• Task directions:
Print everything from the first line of the records down to and including the line containing "module-label: Project xyxy=(1072,416,1116,433)". Reproduce each line verbatim.

• Supplied material:
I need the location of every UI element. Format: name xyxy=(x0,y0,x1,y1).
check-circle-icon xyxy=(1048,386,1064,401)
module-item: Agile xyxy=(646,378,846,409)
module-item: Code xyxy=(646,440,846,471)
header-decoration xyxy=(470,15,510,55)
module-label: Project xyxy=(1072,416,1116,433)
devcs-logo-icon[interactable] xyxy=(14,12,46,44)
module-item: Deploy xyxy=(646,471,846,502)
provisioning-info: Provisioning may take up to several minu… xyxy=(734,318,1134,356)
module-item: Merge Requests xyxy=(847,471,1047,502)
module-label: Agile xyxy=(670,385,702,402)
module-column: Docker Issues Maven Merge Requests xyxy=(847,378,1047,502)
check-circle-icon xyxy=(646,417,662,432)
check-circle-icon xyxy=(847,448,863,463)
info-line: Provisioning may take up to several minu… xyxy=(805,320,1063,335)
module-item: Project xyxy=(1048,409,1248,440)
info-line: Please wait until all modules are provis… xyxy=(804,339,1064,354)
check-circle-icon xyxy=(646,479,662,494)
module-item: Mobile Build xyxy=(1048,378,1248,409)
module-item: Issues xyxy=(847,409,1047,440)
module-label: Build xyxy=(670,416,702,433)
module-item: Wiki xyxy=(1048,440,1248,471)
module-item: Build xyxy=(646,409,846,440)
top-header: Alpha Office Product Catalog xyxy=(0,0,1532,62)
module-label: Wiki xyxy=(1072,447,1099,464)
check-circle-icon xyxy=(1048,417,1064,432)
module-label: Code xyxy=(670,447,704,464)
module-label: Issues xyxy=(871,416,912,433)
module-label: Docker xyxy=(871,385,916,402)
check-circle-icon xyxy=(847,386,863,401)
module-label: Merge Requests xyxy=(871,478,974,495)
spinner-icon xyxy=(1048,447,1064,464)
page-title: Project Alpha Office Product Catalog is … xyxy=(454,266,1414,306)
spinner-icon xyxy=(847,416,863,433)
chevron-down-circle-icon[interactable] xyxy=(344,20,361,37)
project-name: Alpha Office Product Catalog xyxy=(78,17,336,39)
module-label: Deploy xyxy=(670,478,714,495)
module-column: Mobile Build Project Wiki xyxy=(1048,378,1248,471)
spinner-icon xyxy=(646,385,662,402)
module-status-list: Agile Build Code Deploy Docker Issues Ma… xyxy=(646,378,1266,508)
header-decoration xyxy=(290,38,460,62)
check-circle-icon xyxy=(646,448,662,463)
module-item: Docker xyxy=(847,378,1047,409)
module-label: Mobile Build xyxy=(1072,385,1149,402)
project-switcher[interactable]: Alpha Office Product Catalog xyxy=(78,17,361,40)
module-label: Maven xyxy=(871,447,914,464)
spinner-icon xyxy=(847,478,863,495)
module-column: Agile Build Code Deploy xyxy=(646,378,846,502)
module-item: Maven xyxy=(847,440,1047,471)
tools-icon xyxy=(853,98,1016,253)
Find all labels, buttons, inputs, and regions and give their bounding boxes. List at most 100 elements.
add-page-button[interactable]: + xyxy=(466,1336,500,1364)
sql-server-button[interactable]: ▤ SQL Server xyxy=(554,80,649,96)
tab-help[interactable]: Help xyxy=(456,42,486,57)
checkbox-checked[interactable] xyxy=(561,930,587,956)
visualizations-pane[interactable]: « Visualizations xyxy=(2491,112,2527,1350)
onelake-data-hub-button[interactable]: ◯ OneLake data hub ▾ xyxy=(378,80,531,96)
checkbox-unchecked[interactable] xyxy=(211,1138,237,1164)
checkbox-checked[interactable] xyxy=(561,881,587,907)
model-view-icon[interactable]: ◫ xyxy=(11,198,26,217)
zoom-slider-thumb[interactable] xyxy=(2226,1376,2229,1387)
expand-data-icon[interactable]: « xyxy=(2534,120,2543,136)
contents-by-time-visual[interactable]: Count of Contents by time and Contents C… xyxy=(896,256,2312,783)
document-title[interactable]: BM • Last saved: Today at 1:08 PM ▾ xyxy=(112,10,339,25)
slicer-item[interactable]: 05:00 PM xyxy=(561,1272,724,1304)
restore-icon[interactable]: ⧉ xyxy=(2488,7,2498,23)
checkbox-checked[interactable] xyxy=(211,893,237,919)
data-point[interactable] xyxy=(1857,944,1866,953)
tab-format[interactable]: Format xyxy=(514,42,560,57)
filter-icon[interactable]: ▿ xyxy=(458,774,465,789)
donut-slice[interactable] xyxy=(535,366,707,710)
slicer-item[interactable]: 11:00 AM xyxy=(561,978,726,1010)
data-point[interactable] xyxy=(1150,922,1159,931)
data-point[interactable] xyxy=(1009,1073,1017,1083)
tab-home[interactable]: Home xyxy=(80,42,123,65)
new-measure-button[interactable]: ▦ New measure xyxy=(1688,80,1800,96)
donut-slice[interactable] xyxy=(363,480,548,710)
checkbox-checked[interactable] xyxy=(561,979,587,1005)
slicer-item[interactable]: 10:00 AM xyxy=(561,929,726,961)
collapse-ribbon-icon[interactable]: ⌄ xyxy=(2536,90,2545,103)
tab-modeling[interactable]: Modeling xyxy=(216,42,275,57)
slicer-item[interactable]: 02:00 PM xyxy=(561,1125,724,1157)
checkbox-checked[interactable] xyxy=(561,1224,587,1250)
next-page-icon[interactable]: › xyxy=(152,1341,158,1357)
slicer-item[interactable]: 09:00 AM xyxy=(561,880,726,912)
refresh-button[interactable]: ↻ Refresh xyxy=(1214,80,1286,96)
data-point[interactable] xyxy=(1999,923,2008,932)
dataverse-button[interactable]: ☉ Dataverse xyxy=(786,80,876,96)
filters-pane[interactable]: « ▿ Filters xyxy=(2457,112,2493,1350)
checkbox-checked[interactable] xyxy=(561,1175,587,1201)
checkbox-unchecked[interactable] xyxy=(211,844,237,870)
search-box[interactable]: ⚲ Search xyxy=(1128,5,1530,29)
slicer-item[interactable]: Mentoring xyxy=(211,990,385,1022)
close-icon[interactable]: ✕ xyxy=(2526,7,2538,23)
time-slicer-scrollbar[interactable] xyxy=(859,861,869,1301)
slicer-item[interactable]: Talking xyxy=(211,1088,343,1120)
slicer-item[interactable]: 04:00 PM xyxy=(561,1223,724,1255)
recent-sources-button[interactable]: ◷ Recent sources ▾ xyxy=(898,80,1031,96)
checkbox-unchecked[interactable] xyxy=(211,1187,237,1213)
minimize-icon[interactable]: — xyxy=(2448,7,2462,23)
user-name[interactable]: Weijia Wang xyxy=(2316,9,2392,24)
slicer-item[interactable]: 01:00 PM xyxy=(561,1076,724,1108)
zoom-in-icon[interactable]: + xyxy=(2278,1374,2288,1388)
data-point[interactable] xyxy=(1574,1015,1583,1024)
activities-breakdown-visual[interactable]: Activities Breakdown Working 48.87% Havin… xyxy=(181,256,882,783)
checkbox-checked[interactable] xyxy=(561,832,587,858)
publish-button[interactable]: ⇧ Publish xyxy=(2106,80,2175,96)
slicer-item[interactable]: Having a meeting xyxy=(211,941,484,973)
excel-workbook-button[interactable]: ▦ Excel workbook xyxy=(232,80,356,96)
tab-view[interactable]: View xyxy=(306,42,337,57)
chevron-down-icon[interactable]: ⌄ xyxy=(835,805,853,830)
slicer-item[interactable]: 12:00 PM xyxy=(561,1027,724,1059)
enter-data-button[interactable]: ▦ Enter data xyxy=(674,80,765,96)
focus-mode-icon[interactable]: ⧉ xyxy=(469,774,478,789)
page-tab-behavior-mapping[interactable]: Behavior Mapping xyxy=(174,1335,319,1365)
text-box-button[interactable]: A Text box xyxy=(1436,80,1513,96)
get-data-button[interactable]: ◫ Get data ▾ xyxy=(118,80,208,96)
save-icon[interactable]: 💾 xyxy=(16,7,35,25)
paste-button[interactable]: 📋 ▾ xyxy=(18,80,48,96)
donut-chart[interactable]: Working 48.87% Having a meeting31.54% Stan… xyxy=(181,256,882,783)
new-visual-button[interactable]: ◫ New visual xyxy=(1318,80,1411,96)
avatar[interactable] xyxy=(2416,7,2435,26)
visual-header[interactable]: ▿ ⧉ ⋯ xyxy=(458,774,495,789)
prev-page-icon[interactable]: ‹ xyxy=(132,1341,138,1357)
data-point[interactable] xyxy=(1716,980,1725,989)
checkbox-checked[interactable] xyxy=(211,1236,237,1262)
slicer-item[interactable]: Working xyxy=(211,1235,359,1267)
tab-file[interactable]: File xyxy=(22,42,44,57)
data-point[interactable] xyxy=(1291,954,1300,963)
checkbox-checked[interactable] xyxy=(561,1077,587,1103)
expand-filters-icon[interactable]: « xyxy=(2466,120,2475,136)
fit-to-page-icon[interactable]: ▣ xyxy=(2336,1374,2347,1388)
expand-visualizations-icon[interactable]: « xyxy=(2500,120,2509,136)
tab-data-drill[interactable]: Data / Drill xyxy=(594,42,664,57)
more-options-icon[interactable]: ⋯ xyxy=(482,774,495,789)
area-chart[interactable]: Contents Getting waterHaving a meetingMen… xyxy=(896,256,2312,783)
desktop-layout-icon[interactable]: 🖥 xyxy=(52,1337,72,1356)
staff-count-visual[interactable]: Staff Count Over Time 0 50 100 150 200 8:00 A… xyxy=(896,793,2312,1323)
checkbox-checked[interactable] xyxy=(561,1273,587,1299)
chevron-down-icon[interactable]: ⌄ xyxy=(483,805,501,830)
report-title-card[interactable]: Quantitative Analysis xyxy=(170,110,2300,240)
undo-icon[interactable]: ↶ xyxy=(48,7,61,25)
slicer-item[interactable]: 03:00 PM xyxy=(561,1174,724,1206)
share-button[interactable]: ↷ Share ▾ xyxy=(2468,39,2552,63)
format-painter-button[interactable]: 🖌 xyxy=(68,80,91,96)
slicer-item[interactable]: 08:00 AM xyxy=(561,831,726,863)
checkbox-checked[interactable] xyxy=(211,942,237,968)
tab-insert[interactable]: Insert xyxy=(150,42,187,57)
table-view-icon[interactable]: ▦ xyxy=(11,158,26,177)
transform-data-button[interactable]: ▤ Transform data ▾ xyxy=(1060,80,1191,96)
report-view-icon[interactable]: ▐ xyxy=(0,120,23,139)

• Finished exercise:
I need the location of every UI element. Format: name xyxy=(x0,y0,x1,y1).
check-circle-icon xyxy=(1048,386,1064,401)
module-item: Agile xyxy=(646,378,846,409)
module-item: Code xyxy=(646,440,846,471)
header-decoration xyxy=(470,15,510,55)
module-label: Project xyxy=(1072,416,1116,433)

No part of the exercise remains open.